### [Data supplied]
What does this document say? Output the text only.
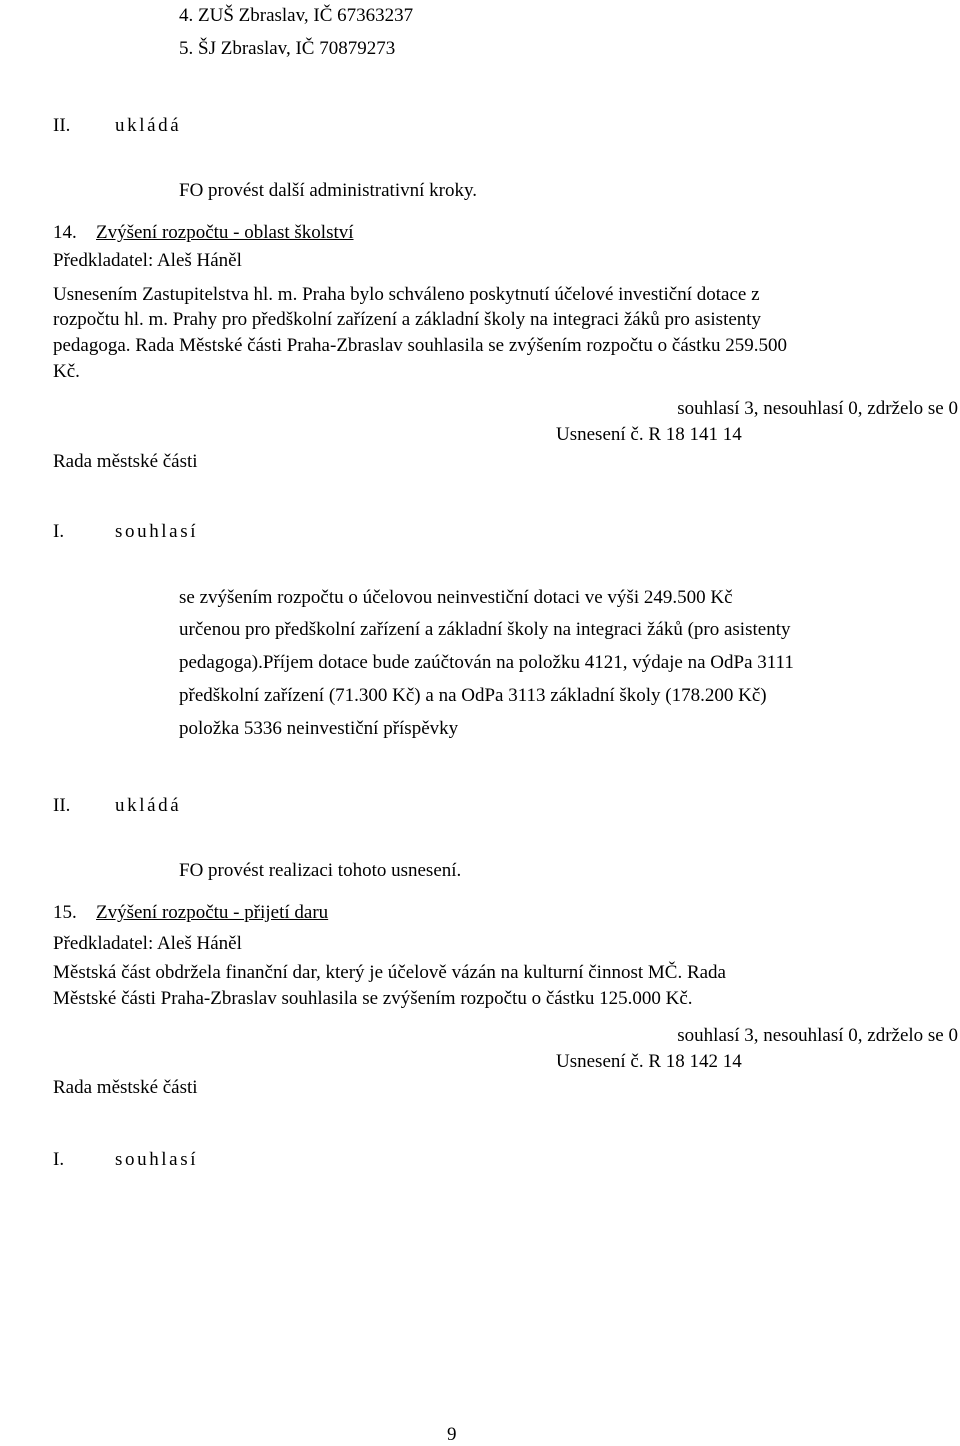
4. ZUŠ Zbraslav, IČ 67363237

5. ŠJ Zbraslav, IČ 70879273

II. ukládá

FO provést další administrativní kroky.

14. Zvýšení rozpočtu - oblast školství

Předkladatel: Aleš Háněl

Usnesením Zastupitelstva hl. m. Praha bylo schváleno poskytnutí účelové investiční dotace z

rozpočtu hl. m. Prahy pro předškolní zařízení a základní školy na integraci žáků pro asistenty

pedagoga. Rada Městské části Praha-Zbraslav souhlasila se zvýšením rozpočtu o částku 259.500

Kč.

souhlasí 3, nesouhlasí 0, zdrželo se 0

Usnesení č. R 18 141 14

Rada městské části

I.	souhlasí

se zvýšením rozpočtu o účelovou neinvestiční dotaci ve výši 249.500 Kč

určenou pro předškolní zařízení a základní školy na integraci žáků (pro asistenty

pedagoga).Příjem dotace bude zaúčtován na položku 4121, výdaje na OdPa 3111

předškolní zařízení (71.300 Kč) a na OdPa 3113 základní školy (178.200 Kč)

položka 5336 neinvestiční příspěvky

II. ukládá

FO provést realizaci tohoto usnesení.

15. Zvýšení rozpočtu - přijetí daru

Předkladatel: Aleš Háněl

Městská část obdržela finanční dar, který je účelově vázán na kulturní činnost MČ. Rada

Městské části Praha-Zbraslav souhlasila se zvýšením rozpočtu o částku 125.000 Kč.

souhlasí 3, nesouhlasí 0, zdrželo se 0

Usnesení č. R 18 142 14

Rada městské části

I.	souhlasí

9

### [What you need to do]
Copy each line of the records above that carries the word "Praha".

### [Full response]
Usnesením Zastupitelstva hl. m. Praha bylo schváleno poskytnutí účelové investiční dotace z
pedagoga. Rada Městské části Praha-Zbraslav souhlasila se zvýšením rozpočtu o částku 259.500
Městské části Praha-Zbraslav souhlasila se zvýšením rozpočtu o částku 125.000 Kč.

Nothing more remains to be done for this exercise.